• **TO BE DONE**: Restate the data word for word and leave the images out.

• **PROVIDED MATERIAL**:
--------
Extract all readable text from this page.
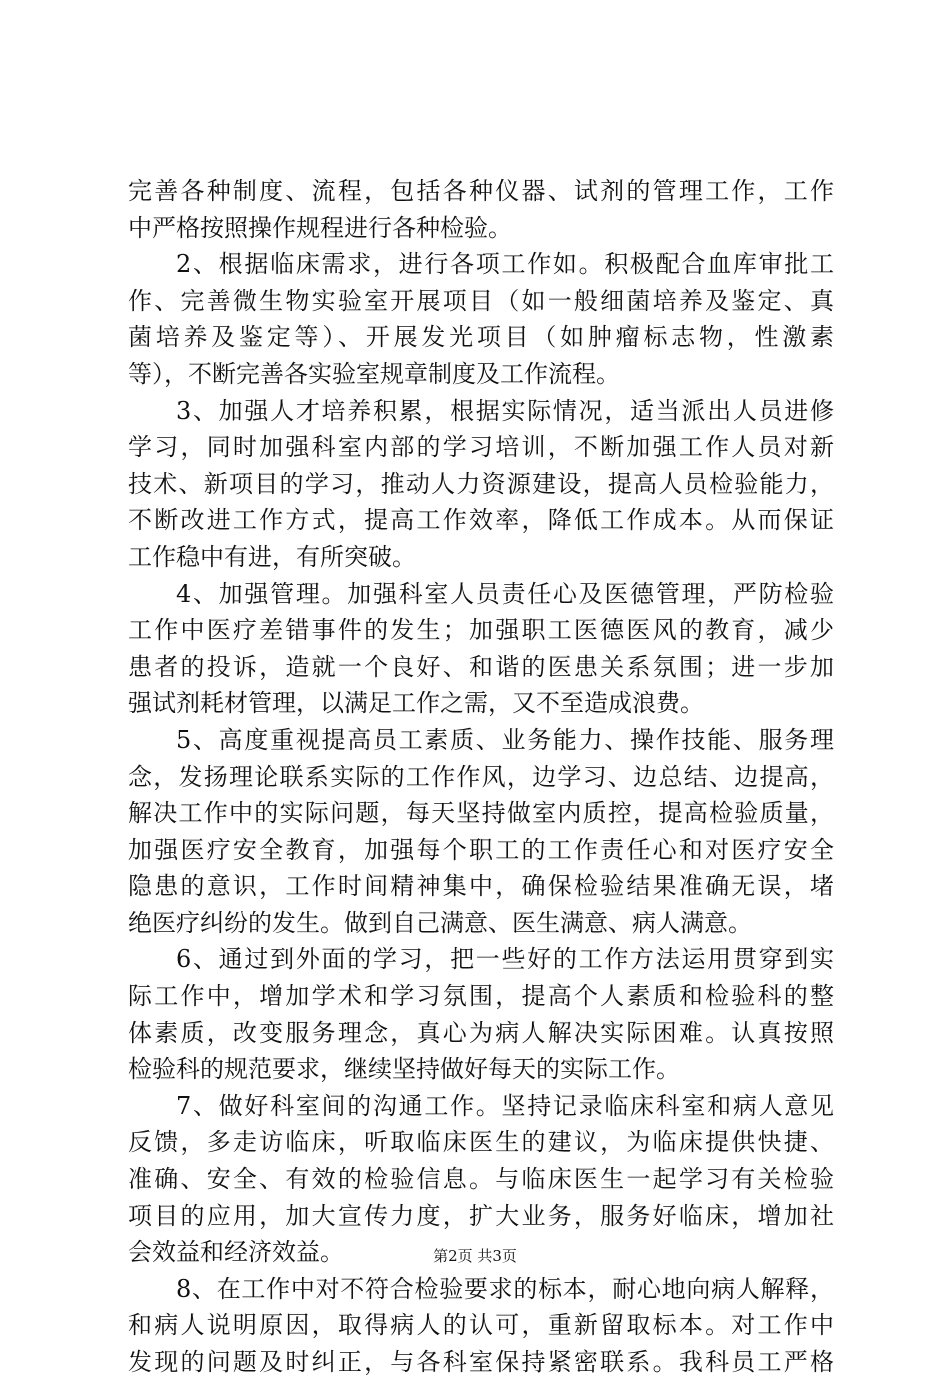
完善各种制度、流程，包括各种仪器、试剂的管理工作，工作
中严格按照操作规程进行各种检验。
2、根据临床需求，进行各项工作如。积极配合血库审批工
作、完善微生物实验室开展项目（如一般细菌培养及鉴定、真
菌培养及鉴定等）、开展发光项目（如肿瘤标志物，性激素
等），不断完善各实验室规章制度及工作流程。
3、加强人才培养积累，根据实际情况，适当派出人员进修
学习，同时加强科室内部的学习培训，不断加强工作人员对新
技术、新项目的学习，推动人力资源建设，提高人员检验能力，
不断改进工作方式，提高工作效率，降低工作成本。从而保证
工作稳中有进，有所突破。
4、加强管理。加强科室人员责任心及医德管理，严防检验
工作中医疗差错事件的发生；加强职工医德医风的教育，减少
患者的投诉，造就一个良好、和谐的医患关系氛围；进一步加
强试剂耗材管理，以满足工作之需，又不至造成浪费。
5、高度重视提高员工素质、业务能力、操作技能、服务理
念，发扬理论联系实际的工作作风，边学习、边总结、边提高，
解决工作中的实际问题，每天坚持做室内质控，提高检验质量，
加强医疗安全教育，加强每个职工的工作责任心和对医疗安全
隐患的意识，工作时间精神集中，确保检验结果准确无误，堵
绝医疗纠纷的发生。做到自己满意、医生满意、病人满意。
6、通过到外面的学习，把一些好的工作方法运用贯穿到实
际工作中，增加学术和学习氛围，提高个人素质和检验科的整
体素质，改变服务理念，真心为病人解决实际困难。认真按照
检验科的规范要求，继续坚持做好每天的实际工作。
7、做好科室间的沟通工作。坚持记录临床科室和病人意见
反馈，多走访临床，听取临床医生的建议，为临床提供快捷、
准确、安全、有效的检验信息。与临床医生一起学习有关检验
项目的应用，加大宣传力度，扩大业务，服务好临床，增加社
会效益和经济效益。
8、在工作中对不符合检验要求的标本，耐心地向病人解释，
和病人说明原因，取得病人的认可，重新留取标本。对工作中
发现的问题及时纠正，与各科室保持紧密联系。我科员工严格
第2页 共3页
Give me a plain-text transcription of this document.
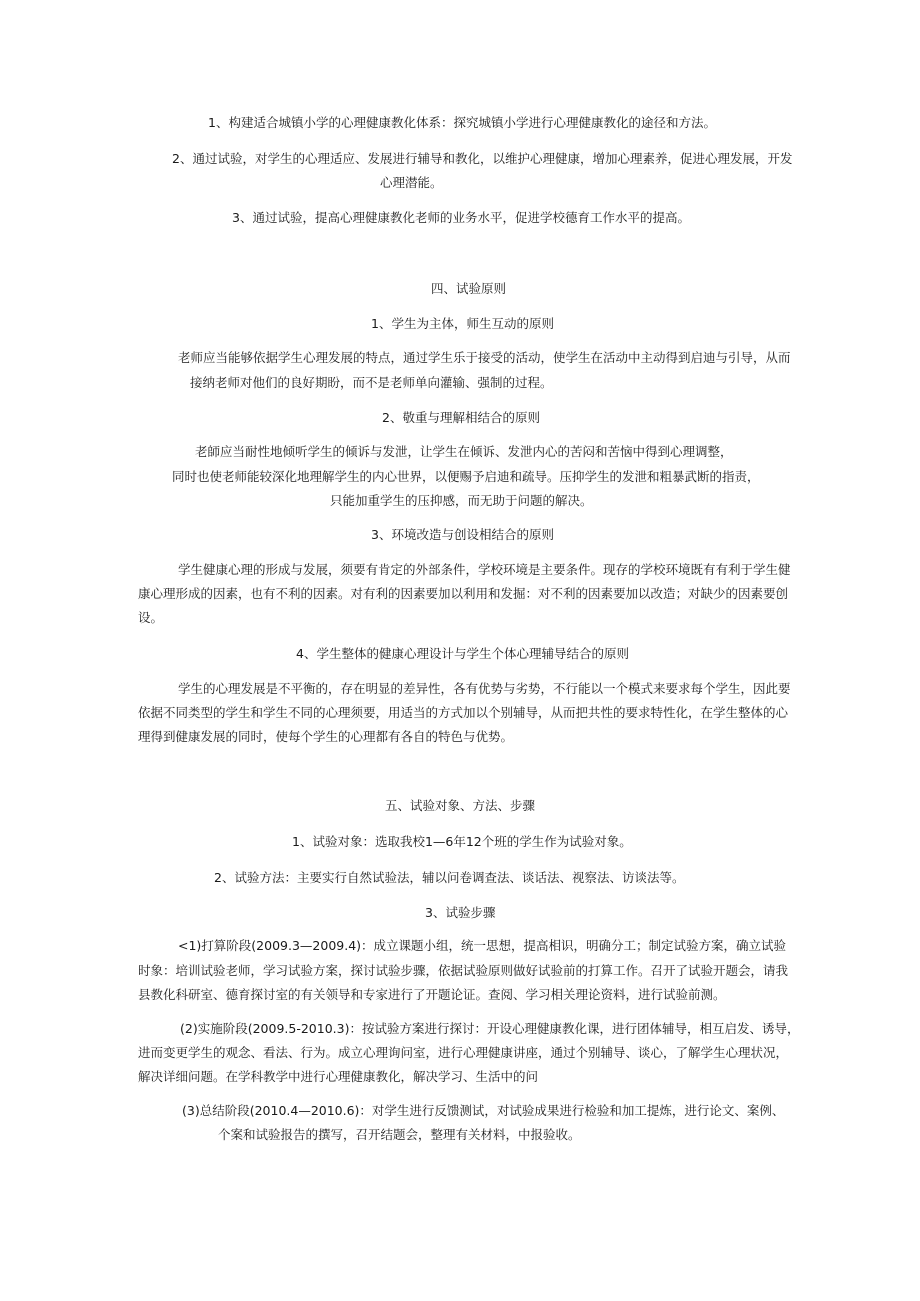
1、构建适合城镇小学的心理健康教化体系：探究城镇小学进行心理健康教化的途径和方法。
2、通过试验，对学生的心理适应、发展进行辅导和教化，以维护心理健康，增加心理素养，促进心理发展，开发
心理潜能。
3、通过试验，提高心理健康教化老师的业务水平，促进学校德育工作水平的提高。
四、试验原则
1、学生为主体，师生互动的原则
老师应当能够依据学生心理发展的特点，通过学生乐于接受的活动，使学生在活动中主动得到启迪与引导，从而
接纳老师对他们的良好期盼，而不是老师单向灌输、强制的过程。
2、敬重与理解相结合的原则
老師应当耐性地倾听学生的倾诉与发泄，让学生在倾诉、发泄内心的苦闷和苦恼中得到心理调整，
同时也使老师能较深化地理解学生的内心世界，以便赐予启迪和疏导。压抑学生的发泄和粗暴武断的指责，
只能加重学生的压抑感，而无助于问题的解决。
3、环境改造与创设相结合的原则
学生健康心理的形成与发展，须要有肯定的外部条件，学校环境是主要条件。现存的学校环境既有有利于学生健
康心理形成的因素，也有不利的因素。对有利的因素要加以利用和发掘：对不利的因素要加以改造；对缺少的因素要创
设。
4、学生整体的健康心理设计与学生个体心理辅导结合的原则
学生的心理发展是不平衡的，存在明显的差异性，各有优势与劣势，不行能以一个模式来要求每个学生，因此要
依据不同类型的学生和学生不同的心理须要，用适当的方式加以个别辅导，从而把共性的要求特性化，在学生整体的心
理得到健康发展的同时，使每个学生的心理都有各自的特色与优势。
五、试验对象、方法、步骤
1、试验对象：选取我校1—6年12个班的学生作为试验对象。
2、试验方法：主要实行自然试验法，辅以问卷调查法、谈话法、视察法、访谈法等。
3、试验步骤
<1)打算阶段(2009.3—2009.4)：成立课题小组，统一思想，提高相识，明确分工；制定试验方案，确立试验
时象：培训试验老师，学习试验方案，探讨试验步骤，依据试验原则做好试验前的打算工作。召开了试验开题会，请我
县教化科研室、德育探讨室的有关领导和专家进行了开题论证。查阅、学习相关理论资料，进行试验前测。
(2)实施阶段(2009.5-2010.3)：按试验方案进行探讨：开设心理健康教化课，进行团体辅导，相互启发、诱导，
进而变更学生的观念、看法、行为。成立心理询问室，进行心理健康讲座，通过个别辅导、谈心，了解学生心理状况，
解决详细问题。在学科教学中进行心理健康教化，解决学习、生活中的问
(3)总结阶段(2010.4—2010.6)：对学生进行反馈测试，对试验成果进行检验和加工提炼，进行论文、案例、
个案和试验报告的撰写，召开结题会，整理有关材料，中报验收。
--------
• **TASK RESULT**:
Extract all readable text from this page.
完善各种制度、流程，包括各种仪器、试剂的管理工作，工作
中严格按照操作规程进行各种检验。
2、根据临床需求，进行各项工作如。积极配合血库审批工
作、完善微生物实验室开展项目（如一般细菌培养及鉴定、真
菌培养及鉴定等）、开展发光项目（如肿瘤标志物，性激素
等），不断完善各实验室规章制度及工作流程。
3、加强人才培养积累，根据实际情况，适当派出人员进修
学习，同时加强科室内部的学习培训，不断加强工作人员对新
技术、新项目的学习，推动人力资源建设，提高人员检验能力，
不断改进工作方式，提高工作效率，降低工作成本。从而保证
工作稳中有进，有所突破。
4、加强管理。加强科室人员责任心及医德管理，严防检验
工作中医疗差错事件的发生；加强职工医德医风的教育，减少
患者的投诉，造就一个良好、和谐的医患关系氛围；进一步加
强试剂耗材管理，以满足工作之需，又不至造成浪费。
5、高度重视提高员工素质、业务能力、操作技能、服务理
念，发扬理论联系实际的工作作风，边学习、边总结、边提高，
解决工作中的实际问题，每天坚持做室内质控，提高检验质量，
加强医疗安全教育，加强每个职工的工作责任心和对医疗安全
隐患的意识，工作时间精神集中，确保检验结果准确无误，堵
绝医疗纠纷的发生。做到自己满意、医生满意、病人满意。
6、通过到外面的学习，把一些好的工作方法运用贯穿到实
际工作中，增加学术和学习氛围，提高个人素质和检验科的整
体素质，改变服务理念，真心为病人解决实际困难。认真按照
检验科的规范要求，继续坚持做好每天的实际工作。
7、做好科室间的沟通工作。坚持记录临床科室和病人意见
反馈，多走访临床，听取临床医生的建议，为临床提供快捷、
准确、安全、有效的检验信息。与临床医生一起学习有关检验
项目的应用，加大宣传力度，扩大业务，服务好临床，增加社
会效益和经济效益。
8、在工作中对不符合检验要求的标本，耐心地向病人解释，
和病人说明原因，取得病人的认可，重新留取标本。对工作中
发现的问题及时纠正，与各科室保持紧密联系。我科员工严格
第2页 共3页
Give me a plain-text transcription of this document.
1、构建适合城镇小学的心理健康教化体系：探究城镇小学进行心理健康教化的途径和方法。
2、通过试验，对学生的心理适应、发展进行辅导和教化，以维护心理健康，增加心理素养，促进心理发展，开发
心理潜能。
3、通过试验，提高心理健康教化老师的业务水平，促进学校德育工作水平的提高。
四、试验原则
1、学生为主体，师生互动的原则
老师应当能够依据学生心理发展的特点，通过学生乐于接受的活动，使学生在活动中主动得到启迪与引导，从而
接纳老师对他们的良好期盼，而不是老师单向灌输、强制的过程。
2、敬重与理解相结合的原则
老師应当耐性地倾听学生的倾诉与发泄，让学生在倾诉、发泄内心的苦闷和苦恼中得到心理调整，
同时也使老师能较深化地理解学生的内心世界，以便赐予启迪和疏导。压抑学生的发泄和粗暴武断的指责，
只能加重学生的压抑感，而无助于问题的解决。
3、环境改造与创设相结合的原则
学生健康心理的形成与发展，须要有肯定的外部条件，学校环境是主要条件。现存的学校环境既有有利于学生健
康心理形成的因素，也有不利的因素。对有利的因素要加以利用和发掘：对不利的因素要加以改造；对缺少的因素要创
设。
4、学生整体的健康心理设计与学生个体心理辅导结合的原则
学生的心理发展是不平衡的，存在明显的差异性，各有优势与劣势，不行能以一个模式来要求每个学生，因此要
依据不同类型的学生和学生不同的心理须要，用适当的方式加以个别辅导，从而把共性的要求特性化，在学生整体的心
理得到健康发展的同时，使每个学生的心理都有各自的特色与优势。
五、试验对象、方法、步骤
1、试验对象：选取我校1—6年12个班的学生作为试验对象。
2、试验方法：主要实行自然试验法，辅以问卷调查法、谈话法、视察法、访谈法等。
3、试验步骤
<1)打算阶段(2009.3—2009.4)：成立课题小组，统一思想，提高相识，明确分工；制定试验方案，确立试验
时象：培训试验老师，学习试验方案，探讨试验步骤，依据试验原则做好试验前的打算工作。召开了试验开题会，请我
县教化科研室、德育探讨室的有关领导和专家进行了开题论证。查阅、学习相关理论资料，进行试验前测。
(2)实施阶段(2009.5-2010.3)：按试验方案进行探讨：开设心理健康教化课，进行团体辅导，相互启发、诱导，
进而变更学生的观念、看法、行为。成立心理询问室，进行心理健康讲座，通过个别辅导、谈心，了解学生心理状况，
解决详细问题。在学科教学中进行心理健康教化，解决学习、生活中的问
(3)总结阶段(2010.4—2010.6)：对学生进行反馈测试，对试验成果进行检验和加工提炼，进行论文、案例、
个案和试验报告的撰写，召开结题会，整理有关材料，中报验收。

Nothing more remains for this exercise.